Stated exercise: Word for word, repeat the entries, minus the pictures.
--*--
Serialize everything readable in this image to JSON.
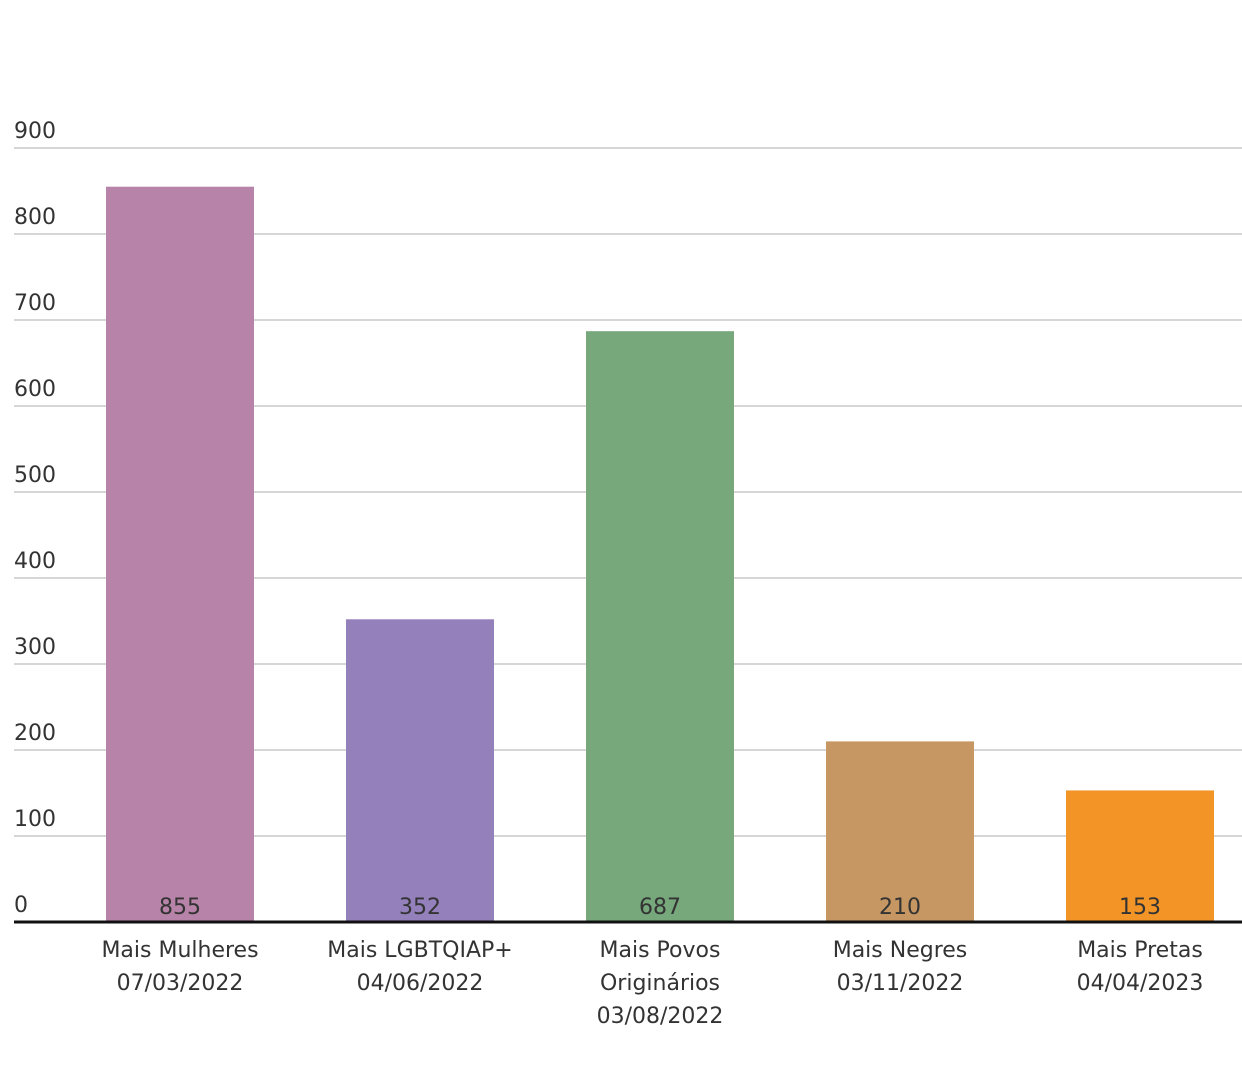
{
  "chart_data": {
    "type": "bar",
    "categories": [
      [
        "Mais Mulheres",
        "07/03/2022"
      ],
      [
        "Mais LGBTQIAP+",
        "04/06/2022"
      ],
      [
        "Mais Povos",
        "Originários",
        "03/08/2022"
      ],
      [
        "Mais Negres",
        "03/11/2022"
      ],
      [
        "Mais Pretas",
        "04/04/2023"
      ]
    ],
    "values": [
      855,
      352,
      687,
      210,
      153
    ],
    "colors": [
      "#b883a8",
      "#9480bb",
      "#76a87c",
      "#c79763",
      "#f39427"
    ],
    "yticks": [
      0,
      100,
      200,
      300,
      400,
      500,
      600,
      700,
      800,
      900
    ],
    "ylim": [
      0,
      900
    ],
    "grid": true,
    "data_labels_position": "inside-bottom"
  }
}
--*--
Solution to this exercise:
Serialize everything readable in this image to JSON.
{
  "chart_data": {
    "type": "bar",
    "categories": [
      [
        "Mais Mulheres",
        "07/03/2022"
      ],
      [
        "Mais LGBTQIAP+",
        "04/06/2022"
      ],
      [
        "Mais Povos",
        "Originários",
        "03/08/2022"
      ],
      [
        "Mais Negres",
        "03/11/2022"
      ],
      [
        "Mais Pretas",
        "04/04/2023"
      ]
    ],
    "values": [
      855,
      352,
      687,
      210,
      153
    ],
    "colors": [
      "#b883a8",
      "#9480bb",
      "#76a87c",
      "#c79763",
      "#f39427"
    ],
    "yticks": [
      0,
      100,
      200,
      300,
      400,
      500,
      600,
      700,
      800,
      900
    ],
    "ylim": [
      0,
      900
    ],
    "grid": true,
    "data_labels_position": "inside-bottom"
  }
}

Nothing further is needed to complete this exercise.